- **WORK INSTRUCTIONS**: All of the data below should be written out exactly.

- **EXERCISE INPUT**:
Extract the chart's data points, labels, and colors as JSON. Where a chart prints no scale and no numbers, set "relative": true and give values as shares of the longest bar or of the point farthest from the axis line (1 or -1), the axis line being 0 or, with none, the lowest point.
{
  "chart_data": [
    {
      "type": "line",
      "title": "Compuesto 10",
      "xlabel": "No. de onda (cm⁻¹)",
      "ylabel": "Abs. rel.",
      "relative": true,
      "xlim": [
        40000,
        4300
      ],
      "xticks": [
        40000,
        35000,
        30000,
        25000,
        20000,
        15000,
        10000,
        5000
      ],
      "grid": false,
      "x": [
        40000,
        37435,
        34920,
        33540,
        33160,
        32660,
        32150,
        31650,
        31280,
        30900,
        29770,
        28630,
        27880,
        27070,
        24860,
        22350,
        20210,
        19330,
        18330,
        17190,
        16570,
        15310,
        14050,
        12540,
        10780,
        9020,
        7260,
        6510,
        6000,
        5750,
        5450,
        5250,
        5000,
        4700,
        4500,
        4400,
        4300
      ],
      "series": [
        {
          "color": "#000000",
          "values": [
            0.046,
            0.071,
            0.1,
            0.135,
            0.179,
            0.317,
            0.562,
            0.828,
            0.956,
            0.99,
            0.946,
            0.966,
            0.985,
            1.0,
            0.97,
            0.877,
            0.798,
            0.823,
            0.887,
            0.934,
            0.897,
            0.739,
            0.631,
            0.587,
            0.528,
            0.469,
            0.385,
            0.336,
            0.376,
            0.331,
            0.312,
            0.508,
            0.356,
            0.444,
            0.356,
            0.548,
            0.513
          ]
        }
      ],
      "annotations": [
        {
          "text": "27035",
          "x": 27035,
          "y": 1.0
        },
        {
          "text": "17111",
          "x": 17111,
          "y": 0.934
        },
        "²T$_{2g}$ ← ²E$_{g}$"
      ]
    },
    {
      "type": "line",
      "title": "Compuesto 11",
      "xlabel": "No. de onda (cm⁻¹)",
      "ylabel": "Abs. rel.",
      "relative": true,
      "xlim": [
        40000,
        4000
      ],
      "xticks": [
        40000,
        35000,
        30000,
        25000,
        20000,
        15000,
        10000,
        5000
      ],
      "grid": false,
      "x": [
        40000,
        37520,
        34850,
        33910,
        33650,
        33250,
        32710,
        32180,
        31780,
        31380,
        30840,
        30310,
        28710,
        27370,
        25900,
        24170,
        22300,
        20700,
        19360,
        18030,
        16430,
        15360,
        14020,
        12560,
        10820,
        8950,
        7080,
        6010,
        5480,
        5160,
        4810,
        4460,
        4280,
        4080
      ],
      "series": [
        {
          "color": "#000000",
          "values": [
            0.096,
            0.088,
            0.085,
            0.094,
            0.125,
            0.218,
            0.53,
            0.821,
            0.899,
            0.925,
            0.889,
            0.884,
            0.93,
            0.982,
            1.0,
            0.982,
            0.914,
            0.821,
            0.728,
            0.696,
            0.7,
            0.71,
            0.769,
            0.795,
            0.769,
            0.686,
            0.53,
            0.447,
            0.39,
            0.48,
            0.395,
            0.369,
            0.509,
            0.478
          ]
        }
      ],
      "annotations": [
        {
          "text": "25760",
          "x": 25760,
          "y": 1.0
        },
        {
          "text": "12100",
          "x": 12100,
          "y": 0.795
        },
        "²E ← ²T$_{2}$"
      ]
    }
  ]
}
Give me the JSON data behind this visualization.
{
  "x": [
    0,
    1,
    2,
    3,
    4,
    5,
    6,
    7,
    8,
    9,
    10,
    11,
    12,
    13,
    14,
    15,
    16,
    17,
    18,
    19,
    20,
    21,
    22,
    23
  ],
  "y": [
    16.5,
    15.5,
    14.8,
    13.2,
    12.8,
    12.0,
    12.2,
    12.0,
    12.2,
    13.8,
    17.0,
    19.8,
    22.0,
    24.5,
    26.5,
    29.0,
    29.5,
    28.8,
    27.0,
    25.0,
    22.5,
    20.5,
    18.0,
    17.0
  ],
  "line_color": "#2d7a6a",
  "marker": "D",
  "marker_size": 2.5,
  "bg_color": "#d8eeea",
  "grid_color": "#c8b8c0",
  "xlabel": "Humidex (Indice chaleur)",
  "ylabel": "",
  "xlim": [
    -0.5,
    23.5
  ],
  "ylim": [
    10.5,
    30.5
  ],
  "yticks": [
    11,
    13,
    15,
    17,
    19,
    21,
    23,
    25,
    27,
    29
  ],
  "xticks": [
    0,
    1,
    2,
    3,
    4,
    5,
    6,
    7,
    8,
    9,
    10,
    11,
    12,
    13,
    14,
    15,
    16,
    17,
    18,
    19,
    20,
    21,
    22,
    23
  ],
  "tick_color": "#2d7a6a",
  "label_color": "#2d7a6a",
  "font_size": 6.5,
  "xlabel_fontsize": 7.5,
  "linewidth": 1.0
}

- **WRITTEN RESPONSE**:
Extract the chart's data points, labels, and colors as JSON. Where a chart prints no scale and no numbers, set "relative": true and give values as shares of the longest bar or of the point farthest from the axis line (1 or -1), the axis line being 0 or, with none, the lowest point.
{
  "chart_data": [
    {
      "type": "line",
      "title": "Compuesto 10",
      "xlabel": "No. de onda (cm⁻¹)",
      "ylabel": "Abs. rel.",
      "relative": true,
      "xlim": [
        40000,
        4300
      ],
      "xticks": [
        40000,
        35000,
        30000,
        25000,
        20000,
        15000,
        10000,
        5000
      ],
      "grid": false,
      "x": [
        40000,
        37435,
        34920,
        33540,
        33160,
        32660,
        32150,
        31650,
        31280,
        30900,
        29770,
        28630,
        27880,
        27070,
        24860,
        22350,
        20210,
        19330,
        18330,
        17190,
        16570,
        15310,
        14050,
        12540,
        10780,
        9020,
        7260,
        6510,
        6000,
        5750,
        5450,
        5250,
        5000,
        4700,
        4500,
        4400,
        4300
      ],
      "series": [
        {
          "color": "#000000",
          "values": [
            0.046,
            0.071,
            0.1,
            0.135,
            0.179,
            0.317,
            0.562,
            0.828,
            0.956,
            0.99,
            0.946,
            0.966,
            0.985,
            1.0,
            0.97,
            0.877,
            0.798,
            0.823,
            0.887,
            0.934,
            0.897,
            0.739,
            0.631,
            0.587,
            0.528,
            0.469,
            0.385,
            0.336,
            0.376,
            0.331,
            0.312,
            0.508,
            0.356,
            0.444,
            0.356,
            0.548,
            0.513
          ]
        }
      ],
      "annotations": [
        {
          "text": "27035",
          "x": 27035,
          "y": 1.0
        },
        {
          "text": "17111",
          "x": 17111,
          "y": 0.934
        },
        "²T$_{2g}$ ← ²E$_{g}$"
      ]
    },
    {
      "type": "line",
      "title": "Compuesto 11",
      "xlabel": "No. de onda (cm⁻¹)",
      "ylabel": "Abs. rel.",
      "relative": true,
      "xlim": [
        40000,
        4000
      ],
      "xticks": [
        40000,
        35000,
        30000,
        25000,
        20000,
        15000,
        10000,
        5000
      ],
      "grid": false,
      "x": [
        40000,
        37520,
        34850,
        33910,
        33650,
        33250,
        32710,
        32180,
        31780,
        31380,
        30840,
        30310,
        28710,
        27370,
        25900,
        24170,
        22300,
        20700,
        19360,
        18030,
        16430,
        15360,
        14020,
        12560,
        10820,
        8950,
        7080,
        6010,
        5480,
        5160,
        4810,
        4460,
        4280,
        4080
      ],
      "series": [
        {
          "color": "#000000",
          "values": [
            0.096,
            0.088,
            0.085,
            0.094,
            0.125,
            0.218,
            0.53,
            0.821,
            0.899,
            0.925,
            0.889,
            0.884,
            0.93,
            0.982,
            1.0,
            0.982,
            0.914,
            0.821,
            0.728,
            0.696,
            0.7,
            0.71,
            0.769,
            0.795,
            0.769,
            0.686,
            0.53,
            0.447,
            0.39,
            0.48,
            0.395,
            0.369,
            0.509,
            0.478
          ]
        }
      ],
      "annotations": [
        {
          "text": "25760",
          "x": 25760,
          "y": 1.0
        },
        {
          "text": "12100",
          "x": 12100,
          "y": 0.795
        },
        "²E ← ²T$_{2}$"
      ]
    }
  ]
}
Give me the JSON data behind this visualization.
{
  "x": [
    0,
    1,
    2,
    3,
    4,
    5,
    6,
    7,
    8,
    9,
    10,
    11,
    12,
    13,
    14,
    15,
    16,
    17,
    18,
    19,
    20,
    21,
    22,
    23
  ],
  "y": [
    16.5,
    15.5,
    14.8,
    13.2,
    12.8,
    12.0,
    12.2,
    12.0,
    12.2,
    13.8,
    17.0,
    19.8,
    22.0,
    24.5,
    26.5,
    29.0,
    29.5,
    28.8,
    27.0,
    25.0,
    22.5,
    20.5,
    18.0,
    17.0
  ],
  "line_color": "#2d7a6a",
  "marker": "D",
  "marker_size": 2.5,
  "bg_color": "#d8eeea",
  "grid_color": "#c8b8c0",
  "xlabel": "Humidex (Indice chaleur)",
  "ylabel": "",
  "xlim": [
    -0.5,
    23.5
  ],
  "ylim": [
    10.5,
    30.5
  ],
  "yticks": [
    11,
    13,
    15,
    17,
    19,
    21,
    23,
    25,
    27,
    29
  ],
  "xticks": [
    0,
    1,
    2,
    3,
    4,
    5,
    6,
    7,
    8,
    9,
    10,
    11,
    12,
    13,
    14,
    15,
    16,
    17,
    18,
    19,
    20,
    21,
    22,
    23
  ],
  "tick_color": "#2d7a6a",
  "label_color": "#2d7a6a",
  "font_size": 6.5,
  "xlabel_fontsize": 7.5,
  "linewidth": 1.0
}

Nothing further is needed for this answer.